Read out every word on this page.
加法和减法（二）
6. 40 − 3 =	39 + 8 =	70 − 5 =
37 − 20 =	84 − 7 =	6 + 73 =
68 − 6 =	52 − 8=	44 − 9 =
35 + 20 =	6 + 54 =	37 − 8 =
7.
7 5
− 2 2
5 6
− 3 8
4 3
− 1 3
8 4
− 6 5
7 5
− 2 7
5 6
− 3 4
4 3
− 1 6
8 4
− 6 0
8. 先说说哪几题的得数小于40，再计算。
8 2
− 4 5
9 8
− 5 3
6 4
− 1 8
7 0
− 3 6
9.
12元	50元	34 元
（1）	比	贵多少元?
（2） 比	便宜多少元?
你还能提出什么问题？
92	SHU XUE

+ + +

▶ WHAT IS BEING ASKED
Without leaving anything out, quote all the data.

▶ RESULT FOR THIS EXERCISE
Read out every word on this page.
加法和减法（二）
6. 40 − 3 =	39 + 8 =	70 − 5 =
37 − 20 =	84 − 7 =	6 + 73 =
68 − 6 =	52 − 8=	44 − 9 =
35 + 20 =	6 + 54 =	37 − 8 =
7.
7 5
− 2 2
5 6
− 3 8
4 3
− 1 3
8 4
− 6 5
7 5
− 2 7
5 6
− 3 4
4 3
− 1 6
8 4
− 6 0
8. 先说说哪几题的得数小于40，再计算。
8 2
− 4 5
9 8
− 5 3
6 4
− 1 8
7 0
− 3 6
9.
12元	50元	34 元
（1）	比	贵多少元?
（2） 比	便宜多少元?
你还能提出什么问题？
92	SHU XUE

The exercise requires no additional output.